Records from a data source
>> begin

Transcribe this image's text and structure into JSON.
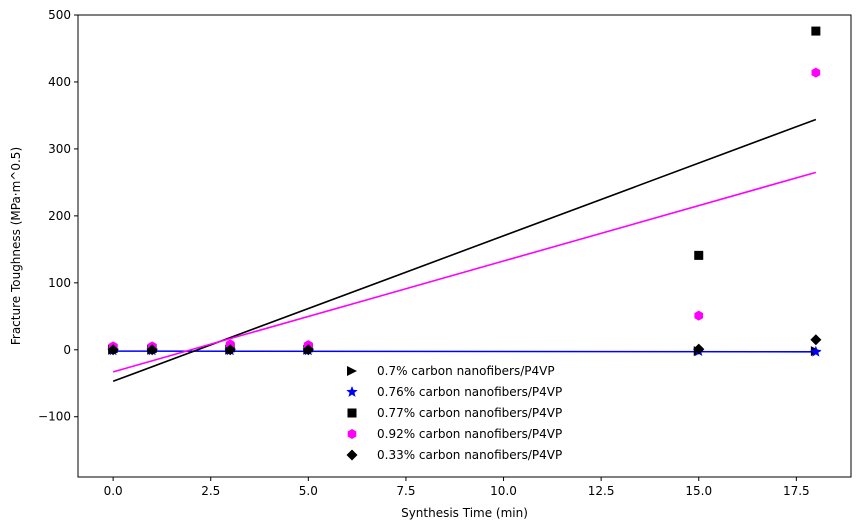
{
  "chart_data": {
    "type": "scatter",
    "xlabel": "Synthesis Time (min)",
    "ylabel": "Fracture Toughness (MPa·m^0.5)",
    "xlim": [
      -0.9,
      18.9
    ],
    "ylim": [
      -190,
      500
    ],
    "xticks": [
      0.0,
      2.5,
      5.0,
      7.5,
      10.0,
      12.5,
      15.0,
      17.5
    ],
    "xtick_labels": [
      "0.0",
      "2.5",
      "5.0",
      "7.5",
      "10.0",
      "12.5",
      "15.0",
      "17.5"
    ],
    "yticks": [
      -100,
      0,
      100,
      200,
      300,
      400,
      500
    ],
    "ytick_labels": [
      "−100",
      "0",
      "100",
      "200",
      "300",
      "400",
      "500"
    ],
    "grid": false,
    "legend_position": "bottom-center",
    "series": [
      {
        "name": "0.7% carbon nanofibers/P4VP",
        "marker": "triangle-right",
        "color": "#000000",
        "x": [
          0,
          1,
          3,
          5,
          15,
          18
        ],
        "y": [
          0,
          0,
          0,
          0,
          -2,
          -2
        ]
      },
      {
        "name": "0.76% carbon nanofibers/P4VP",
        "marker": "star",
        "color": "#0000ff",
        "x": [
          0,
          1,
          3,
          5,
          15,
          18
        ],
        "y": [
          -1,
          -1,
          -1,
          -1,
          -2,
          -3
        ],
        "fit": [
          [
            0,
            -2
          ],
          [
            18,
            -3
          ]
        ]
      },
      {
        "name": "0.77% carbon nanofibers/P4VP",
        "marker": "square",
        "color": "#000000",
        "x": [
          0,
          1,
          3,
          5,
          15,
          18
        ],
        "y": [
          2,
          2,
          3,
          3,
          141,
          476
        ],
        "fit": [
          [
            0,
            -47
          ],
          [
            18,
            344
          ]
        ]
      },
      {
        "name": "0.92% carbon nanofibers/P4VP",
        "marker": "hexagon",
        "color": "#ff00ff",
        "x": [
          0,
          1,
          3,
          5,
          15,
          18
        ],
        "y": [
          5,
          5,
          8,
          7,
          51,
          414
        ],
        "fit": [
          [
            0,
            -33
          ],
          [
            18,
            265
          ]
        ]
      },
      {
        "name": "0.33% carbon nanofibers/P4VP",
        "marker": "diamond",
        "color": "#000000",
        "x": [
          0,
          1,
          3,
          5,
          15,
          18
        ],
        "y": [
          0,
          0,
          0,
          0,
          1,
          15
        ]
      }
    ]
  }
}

>> end

> _WHAT YOU SHOULD DO_
Find the word "nanofibers" in the records and pull out each line that has it.

> _TASK ANSWER_
        "name": "0.7% carbon nanofibers/P4VP",
        "name": "0.76% carbon nanofibers/P4VP",
        "name": "0.77% carbon nanofibers/P4VP",
        "name": "0.92% carbon nanofibers/P4VP",
        "name": "0.33% carbon nanofibers/P4VP",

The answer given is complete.